**SET EXERCISE**
Images do not belong in the copy. Retype all the entries below exactly.

********************

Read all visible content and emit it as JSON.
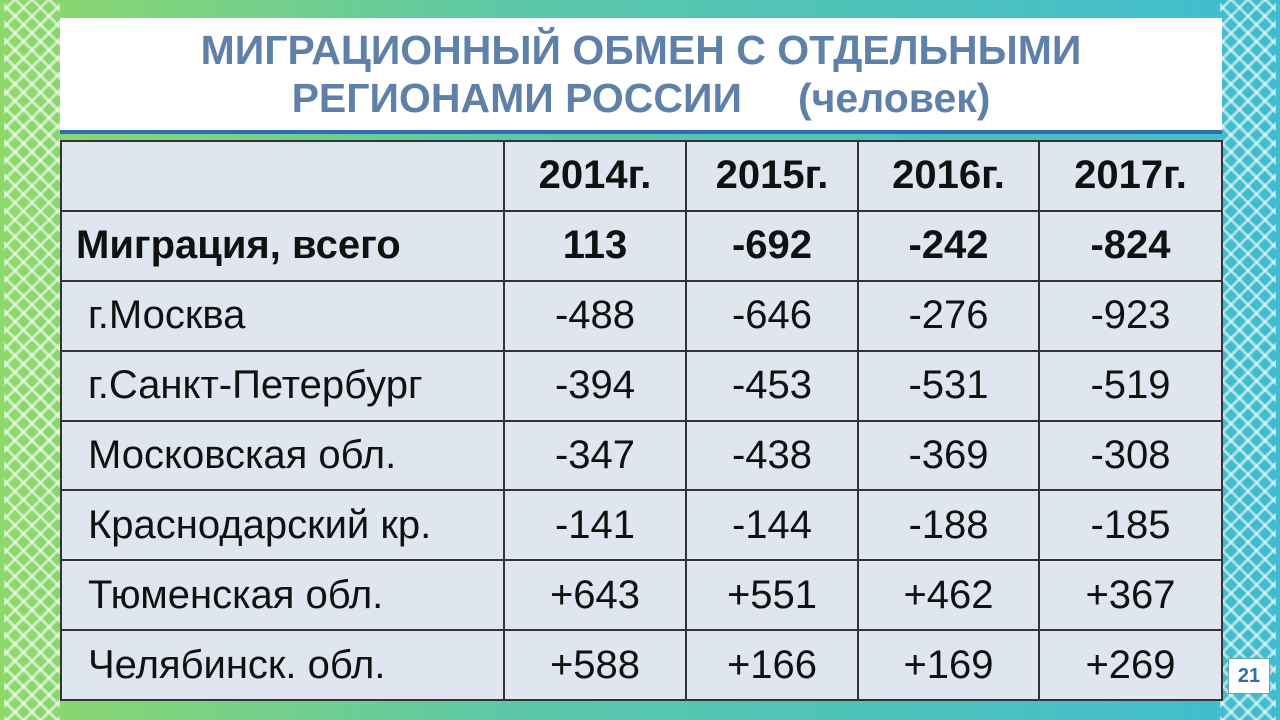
{
  "header": {
    "title": "МИГРАЦИОННЫЙ ОБМЕН С ОТДЕЛЬНЫМИ РЕГИОНАМИ РОССИИ",
    "unit": "(человек)"
  },
  "table": {
    "columns": [
      "",
      "2014г.",
      "2015г.",
      "2016г.",
      "2017г."
    ],
    "rows": [
      [
        "Миграция, всего",
        "113",
        "-692",
        "-242",
        "-824"
      ],
      [
        "г.Москва",
        "-488",
        "-646",
        "-276",
        "-923"
      ],
      [
        "г.Санкт-Петербург",
        "-394",
        "-453",
        "-531",
        "-519"
      ],
      [
        "Московская обл.",
        "-347",
        "-438",
        "-369",
        "-308"
      ],
      [
        "Краснодарский кр.",
        "-141",
        "-144",
        "-188",
        "-185"
      ],
      [
        "Тюменская обл.",
        "+643",
        "+551",
        "+462",
        "+367"
      ],
      [
        "Челябинск. обл.",
        "+588",
        "+166",
        "+169",
        "+269"
      ]
    ]
  },
  "footer": {
    "page_number": "21"
  }
}
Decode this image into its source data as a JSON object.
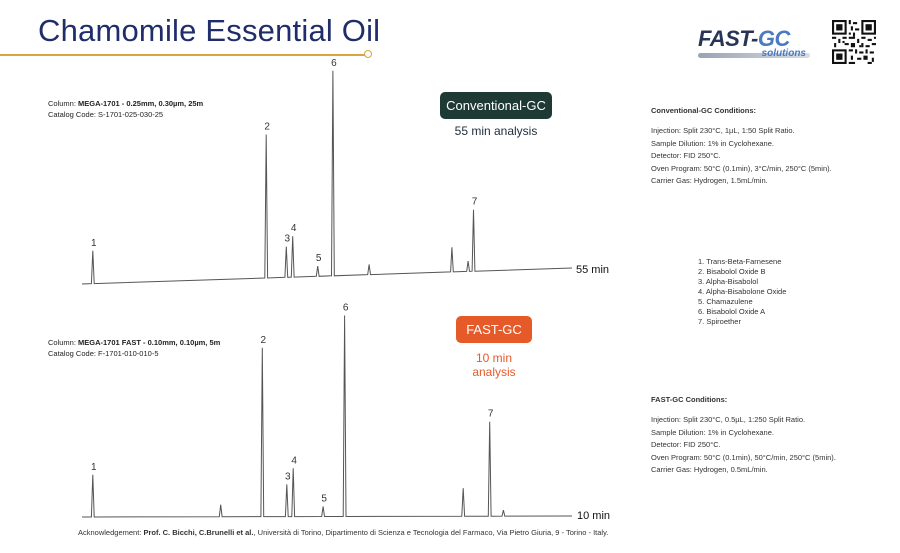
{
  "title": "Chamomile Essential Oil",
  "logo": {
    "main_left": "FAST-",
    "main_right": "GC",
    "sub": "solutions"
  },
  "conventional": {
    "column_label": "Column: ",
    "column_value": "MEGA-1701 - 0.25mm, 0.30µm, 25m",
    "catalog": "Catalog Code: S-1701-025-030-25",
    "badge": "Conventional-GC",
    "analysis": "55 min analysis",
    "time_label": "55 min"
  },
  "fast": {
    "column_label": "Column: ",
    "column_value": "MEGA-1701 FAST - 0.10mm, 0.10µm, 5m",
    "catalog": "Catalog Code: F-1701-010-010-5",
    "badge": "FAST-GC",
    "analysis": "10 min analysis",
    "time_label": "10 min"
  },
  "conditions_conventional": {
    "heading": "Conventional-GC Conditions:",
    "lines": [
      "Injection: Split 230°C, 1µL, 1:50 Split Ratio.",
      "Sample Dilution: 1% in Cyclohexane.",
      "Detector: FID 250°C.",
      "Oven Program: 50°C (0.1min), 3°C/min, 250°C (5min).",
      "Carrier Gas: Hydrogen, 1.5mL/min."
    ]
  },
  "conditions_fast": {
    "heading": "FAST-GC Conditions:",
    "lines": [
      "Injection: Split 230°C, 0.5µL, 1:250 Split Ratio.",
      "Sample Dilution: 1% in Cyclohexane.",
      "Detector: FID 250°C.",
      "Oven Program: 50°C (0.1min), 50°C/min, 250°C (5min).",
      "Carrier Gas: Hydrogen, 0.5mL/min."
    ]
  },
  "peak_legend": [
    "1. Trans-Beta-Farnesene",
    "2. Bisabolol Oxide B",
    "3. Alpha-Bisabolol",
    "4. Alpha-Bisabolone Oxide",
    "5. Chamazulene",
    "6. Bisabolol Oxide A",
    "7. Spiroether"
  ],
  "acknowledgement": {
    "prefix": "Acknowledgement: ",
    "names": "Prof. C. Bicchi, C.Brunelli et al.",
    "rest": ", Università di Torino, Dipartimento di Scienza e Tecnologia del Farmaco, Via Pietro Giuria, 9 - Torino - Italy."
  },
  "chart_data": [
    {
      "type": "line",
      "name": "Conventional-GC chromatogram",
      "x_unit": "relative retention position",
      "peaks": [
        {
          "label": "1",
          "x": 0.022,
          "height": 0.16
        },
        {
          "label": "2",
          "x": 0.376,
          "height": 0.7
        },
        {
          "label": "3",
          "x": 0.417,
          "height": 0.15
        },
        {
          "label": "4",
          "x": 0.43,
          "height": 0.2
        },
        {
          "label": "5",
          "x": 0.481,
          "height": 0.05
        },
        {
          "label": "6",
          "x": 0.512,
          "height": 1.0
        },
        {
          "label": "",
          "x": 0.586,
          "height": 0.05
        },
        {
          "label": "",
          "x": 0.755,
          "height": 0.12
        },
        {
          "label": "",
          "x": 0.788,
          "height": 0.05
        },
        {
          "label": "7",
          "x": 0.799,
          "height": 0.3
        }
      ]
    },
    {
      "type": "line",
      "name": "FAST-GC chromatogram",
      "x_unit": "relative retention position",
      "peaks": [
        {
          "label": "1",
          "x": 0.022,
          "height": 0.21
        },
        {
          "label": "",
          "x": 0.283,
          "height": 0.06
        },
        {
          "label": "2",
          "x": 0.368,
          "height": 0.84
        },
        {
          "label": "3",
          "x": 0.418,
          "height": 0.16
        },
        {
          "label": "4",
          "x": 0.431,
          "height": 0.24
        },
        {
          "label": "5",
          "x": 0.492,
          "height": 0.05
        },
        {
          "label": "6",
          "x": 0.536,
          "height": 1.0
        },
        {
          "label": "",
          "x": 0.778,
          "height": 0.14
        },
        {
          "label": "7",
          "x": 0.832,
          "height": 0.47
        },
        {
          "label": "",
          "x": 0.86,
          "height": 0.03
        }
      ]
    }
  ]
}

********************

**COMPLETE RESPONSE**
Read all visible content and emit it as JSON.
{
  "header": {
    "title": "МИГРАЦИОННЫЙ ОБМЕН С ОТДЕЛЬНЫМИ РЕГИОНАМИ РОССИИ",
    "unit": "(человек)"
  },
  "table": {
    "columns": [
      "",
      "2014г.",
      "2015г.",
      "2016г.",
      "2017г."
    ],
    "rows": [
      [
        "Миграция, всего",
        "113",
        "-692",
        "-242",
        "-824"
      ],
      [
        "г.Москва",
        "-488",
        "-646",
        "-276",
        "-923"
      ],
      [
        "г.Санкт-Петербург",
        "-394",
        "-453",
        "-531",
        "-519"
      ],
      [
        "Московская обл.",
        "-347",
        "-438",
        "-369",
        "-308"
      ],
      [
        "Краснодарский кр.",
        "-141",
        "-144",
        "-188",
        "-185"
      ],
      [
        "Тюменская обл.",
        "+643",
        "+551",
        "+462",
        "+367"
      ],
      [
        "Челябинск. обл.",
        "+588",
        "+166",
        "+169",
        "+269"
      ]
    ]
  },
  "footer": {
    "page_number": "21"
  }
}
Decode this image into its source data as a JSON object.
{
  "title": "Chamomile Essential Oil",
  "logo": {
    "main_left": "FAST-",
    "main_right": "GC",
    "sub": "solutions"
  },
  "conventional": {
    "column_label": "Column: ",
    "column_value": "MEGA-1701 - 0.25mm, 0.30µm, 25m",
    "catalog": "Catalog Code: S-1701-025-030-25",
    "badge": "Conventional-GC",
    "analysis": "55 min analysis",
    "time_label": "55 min"
  },
  "fast": {
    "column_label": "Column: ",
    "column_value": "MEGA-1701 FAST - 0.10mm, 0.10µm, 5m",
    "catalog": "Catalog Code: F-1701-010-010-5",
    "badge": "FAST-GC",
    "analysis": "10 min analysis",
    "time_label": "10 min"
  },
  "conditions_conventional": {
    "heading": "Conventional-GC Conditions:",
    "lines": [
      "Injection: Split 230°C, 1µL, 1:50 Split Ratio.",
      "Sample Dilution: 1% in Cyclohexane.",
      "Detector: FID 250°C.",
      "Oven Program: 50°C (0.1min), 3°C/min, 250°C (5min).",
      "Carrier Gas: Hydrogen, 1.5mL/min."
    ]
  },
  "conditions_fast": {
    "heading": "FAST-GC Conditions:",
    "lines": [
      "Injection: Split 230°C, 0.5µL, 1:250 Split Ratio.",
      "Sample Dilution: 1% in Cyclohexane.",
      "Detector: FID 250°C.",
      "Oven Program: 50°C (0.1min), 50°C/min, 250°C (5min).",
      "Carrier Gas: Hydrogen, 0.5mL/min."
    ]
  },
  "peak_legend": [
    "1. Trans-Beta-Farnesene",
    "2. Bisabolol Oxide B",
    "3. Alpha-Bisabolol",
    "4. Alpha-Bisabolone Oxide",
    "5. Chamazulene",
    "6. Bisabolol Oxide A",
    "7. Spiroether"
  ],
  "acknowledgement": {
    "prefix": "Acknowledgement: ",
    "names": "Prof. C. Bicchi, C.Brunelli et al.",
    "rest": ", Università di Torino, Dipartimento di Scienza e Tecnologia del Farmaco, Via Pietro Giuria, 9 - Torino - Italy."
  },
  "chart_data": [
    {
      "type": "line",
      "name": "Conventional-GC chromatogram",
      "x_unit": "relative retention position",
      "peaks": [
        {
          "label": "1",
          "x": 0.022,
          "height": 0.16
        },
        {
          "label": "2",
          "x": 0.376,
          "height": 0.7
        },
        {
          "label": "3",
          "x": 0.417,
          "height": 0.15
        },
        {
          "label": "4",
          "x": 0.43,
          "height": 0.2
        },
        {
          "label": "5",
          "x": 0.481,
          "height": 0.05
        },
        {
          "label": "6",
          "x": 0.512,
          "height": 1.0
        },
        {
          "label": "",
          "x": 0.586,
          "height": 0.05
        },
        {
          "label": "",
          "x": 0.755,
          "height": 0.12
        },
        {
          "label": "",
          "x": 0.788,
          "height": 0.05
        },
        {
          "label": "7",
          "x": 0.799,
          "height": 0.3
        }
      ]
    },
    {
      "type": "line",
      "name": "FAST-GC chromatogram",
      "x_unit": "relative retention position",
      "peaks": [
        {
          "label": "1",
          "x": 0.022,
          "height": 0.21
        },
        {
          "label": "",
          "x": 0.283,
          "height": 0.06
        },
        {
          "label": "2",
          "x": 0.368,
          "height": 0.84
        },
        {
          "label": "3",
          "x": 0.418,
          "height": 0.16
        },
        {
          "label": "4",
          "x": 0.431,
          "height": 0.24
        },
        {
          "label": "5",
          "x": 0.492,
          "height": 0.05
        },
        {
          "label": "6",
          "x": 0.536,
          "height": 1.0
        },
        {
          "label": "",
          "x": 0.778,
          "height": 0.14
        },
        {
          "label": "7",
          "x": 0.832,
          "height": 0.47
        },
        {
          "label": "",
          "x": 0.86,
          "height": 0.03
        }
      ]
    }
  ]
}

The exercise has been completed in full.